# Directions for this task
Count how many lines below include the string "which". Only that number should appear in the reply.

# Data supplied
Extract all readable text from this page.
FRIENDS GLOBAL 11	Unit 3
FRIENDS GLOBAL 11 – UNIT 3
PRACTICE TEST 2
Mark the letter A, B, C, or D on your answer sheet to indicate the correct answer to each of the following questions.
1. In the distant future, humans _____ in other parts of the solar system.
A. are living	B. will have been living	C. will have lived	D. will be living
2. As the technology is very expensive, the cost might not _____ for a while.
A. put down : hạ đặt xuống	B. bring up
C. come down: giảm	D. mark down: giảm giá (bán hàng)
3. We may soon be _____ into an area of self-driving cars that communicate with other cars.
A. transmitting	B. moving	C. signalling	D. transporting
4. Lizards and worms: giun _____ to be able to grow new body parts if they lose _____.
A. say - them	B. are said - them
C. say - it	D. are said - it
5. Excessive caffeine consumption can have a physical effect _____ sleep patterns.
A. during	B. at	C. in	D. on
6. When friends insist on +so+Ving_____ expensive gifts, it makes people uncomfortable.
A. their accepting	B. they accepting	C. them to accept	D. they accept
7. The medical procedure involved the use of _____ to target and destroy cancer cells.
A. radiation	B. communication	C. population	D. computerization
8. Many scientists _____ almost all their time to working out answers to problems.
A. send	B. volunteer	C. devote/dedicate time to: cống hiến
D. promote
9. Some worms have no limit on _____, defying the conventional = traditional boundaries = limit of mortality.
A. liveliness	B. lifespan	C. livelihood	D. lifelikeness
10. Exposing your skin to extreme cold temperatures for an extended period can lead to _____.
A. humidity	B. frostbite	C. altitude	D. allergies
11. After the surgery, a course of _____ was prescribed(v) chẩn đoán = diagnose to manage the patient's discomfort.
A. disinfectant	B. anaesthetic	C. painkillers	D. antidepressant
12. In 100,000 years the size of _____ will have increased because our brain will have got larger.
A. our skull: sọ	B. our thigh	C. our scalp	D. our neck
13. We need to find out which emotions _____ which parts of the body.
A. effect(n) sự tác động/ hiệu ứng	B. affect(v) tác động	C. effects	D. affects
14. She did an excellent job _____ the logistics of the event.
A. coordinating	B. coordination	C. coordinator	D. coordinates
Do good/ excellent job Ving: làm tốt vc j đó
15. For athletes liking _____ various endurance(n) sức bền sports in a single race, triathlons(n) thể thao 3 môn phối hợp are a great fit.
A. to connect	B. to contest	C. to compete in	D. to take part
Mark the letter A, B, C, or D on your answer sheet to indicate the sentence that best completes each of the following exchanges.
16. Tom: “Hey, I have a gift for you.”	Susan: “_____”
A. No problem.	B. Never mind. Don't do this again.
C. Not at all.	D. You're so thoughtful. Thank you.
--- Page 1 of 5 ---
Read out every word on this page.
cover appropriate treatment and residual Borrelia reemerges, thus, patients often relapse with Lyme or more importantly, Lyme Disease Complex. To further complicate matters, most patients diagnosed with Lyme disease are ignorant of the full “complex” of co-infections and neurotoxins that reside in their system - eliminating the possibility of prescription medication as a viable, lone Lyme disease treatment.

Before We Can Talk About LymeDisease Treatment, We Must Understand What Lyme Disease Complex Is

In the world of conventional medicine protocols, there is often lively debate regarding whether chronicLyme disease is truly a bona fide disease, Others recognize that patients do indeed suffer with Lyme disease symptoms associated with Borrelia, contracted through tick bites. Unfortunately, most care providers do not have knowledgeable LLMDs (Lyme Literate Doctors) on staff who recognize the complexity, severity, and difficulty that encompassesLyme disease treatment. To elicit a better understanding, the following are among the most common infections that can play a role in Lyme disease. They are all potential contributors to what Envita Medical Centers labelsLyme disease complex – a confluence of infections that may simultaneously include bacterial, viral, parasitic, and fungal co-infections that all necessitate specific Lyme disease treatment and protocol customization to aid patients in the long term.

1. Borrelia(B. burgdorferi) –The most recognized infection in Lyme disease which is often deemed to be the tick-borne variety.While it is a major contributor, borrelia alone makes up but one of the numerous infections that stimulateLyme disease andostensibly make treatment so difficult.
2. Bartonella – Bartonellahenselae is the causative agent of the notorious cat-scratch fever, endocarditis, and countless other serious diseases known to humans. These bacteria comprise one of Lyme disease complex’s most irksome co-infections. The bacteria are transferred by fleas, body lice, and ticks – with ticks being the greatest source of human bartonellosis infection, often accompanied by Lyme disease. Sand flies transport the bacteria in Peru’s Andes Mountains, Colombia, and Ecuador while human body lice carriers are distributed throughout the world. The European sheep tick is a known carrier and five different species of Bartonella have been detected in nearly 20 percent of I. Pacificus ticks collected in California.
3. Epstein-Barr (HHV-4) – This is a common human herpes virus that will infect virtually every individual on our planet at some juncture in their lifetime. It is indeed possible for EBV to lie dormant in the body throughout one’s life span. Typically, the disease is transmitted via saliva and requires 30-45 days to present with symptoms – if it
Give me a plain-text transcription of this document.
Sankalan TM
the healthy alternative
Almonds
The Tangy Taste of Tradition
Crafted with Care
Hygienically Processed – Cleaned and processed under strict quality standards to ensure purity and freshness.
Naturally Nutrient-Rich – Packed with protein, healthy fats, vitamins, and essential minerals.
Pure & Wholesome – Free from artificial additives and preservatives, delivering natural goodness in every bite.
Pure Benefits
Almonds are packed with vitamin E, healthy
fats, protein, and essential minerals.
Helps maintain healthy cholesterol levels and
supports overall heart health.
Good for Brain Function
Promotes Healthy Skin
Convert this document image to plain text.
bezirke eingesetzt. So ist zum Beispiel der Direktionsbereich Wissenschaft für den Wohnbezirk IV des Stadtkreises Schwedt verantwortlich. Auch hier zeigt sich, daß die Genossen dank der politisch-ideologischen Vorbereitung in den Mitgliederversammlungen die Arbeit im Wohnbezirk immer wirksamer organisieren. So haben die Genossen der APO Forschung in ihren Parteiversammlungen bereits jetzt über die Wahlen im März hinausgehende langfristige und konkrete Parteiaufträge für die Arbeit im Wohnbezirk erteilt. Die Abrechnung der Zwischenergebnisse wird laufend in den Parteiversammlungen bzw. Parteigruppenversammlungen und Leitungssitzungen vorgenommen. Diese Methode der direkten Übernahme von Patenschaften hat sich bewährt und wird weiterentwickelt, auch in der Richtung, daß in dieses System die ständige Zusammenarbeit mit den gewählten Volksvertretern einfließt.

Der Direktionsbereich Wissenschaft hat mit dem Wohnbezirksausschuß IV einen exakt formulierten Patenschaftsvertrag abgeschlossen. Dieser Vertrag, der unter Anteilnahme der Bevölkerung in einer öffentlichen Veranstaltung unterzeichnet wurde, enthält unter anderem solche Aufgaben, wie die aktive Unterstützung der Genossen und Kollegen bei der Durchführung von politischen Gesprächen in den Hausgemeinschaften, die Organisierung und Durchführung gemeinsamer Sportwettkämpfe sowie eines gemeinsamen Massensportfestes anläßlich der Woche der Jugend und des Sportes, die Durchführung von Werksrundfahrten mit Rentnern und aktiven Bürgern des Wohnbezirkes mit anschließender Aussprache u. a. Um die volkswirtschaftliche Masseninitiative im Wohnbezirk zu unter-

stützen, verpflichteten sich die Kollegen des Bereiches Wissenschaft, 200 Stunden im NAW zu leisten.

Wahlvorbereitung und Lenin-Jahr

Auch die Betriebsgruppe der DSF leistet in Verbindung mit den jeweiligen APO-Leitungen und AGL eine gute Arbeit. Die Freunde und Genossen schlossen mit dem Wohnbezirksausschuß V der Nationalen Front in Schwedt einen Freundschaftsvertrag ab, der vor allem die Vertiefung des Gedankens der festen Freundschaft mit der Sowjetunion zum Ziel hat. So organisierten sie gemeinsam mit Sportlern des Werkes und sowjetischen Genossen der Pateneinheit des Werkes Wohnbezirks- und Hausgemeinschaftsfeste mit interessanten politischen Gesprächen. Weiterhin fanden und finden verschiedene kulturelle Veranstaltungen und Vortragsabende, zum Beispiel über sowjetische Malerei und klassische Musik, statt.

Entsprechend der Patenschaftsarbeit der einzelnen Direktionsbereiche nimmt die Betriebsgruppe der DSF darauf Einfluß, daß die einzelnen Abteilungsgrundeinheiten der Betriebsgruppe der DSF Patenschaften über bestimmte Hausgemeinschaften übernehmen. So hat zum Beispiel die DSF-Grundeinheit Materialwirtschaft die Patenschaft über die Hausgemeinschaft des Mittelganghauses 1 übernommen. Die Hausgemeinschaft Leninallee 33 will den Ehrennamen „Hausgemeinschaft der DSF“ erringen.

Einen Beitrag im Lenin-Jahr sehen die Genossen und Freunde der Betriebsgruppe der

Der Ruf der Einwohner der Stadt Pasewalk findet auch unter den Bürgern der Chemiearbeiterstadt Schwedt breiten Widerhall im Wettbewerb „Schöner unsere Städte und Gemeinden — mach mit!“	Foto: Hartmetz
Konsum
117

# Solution to this exercise
2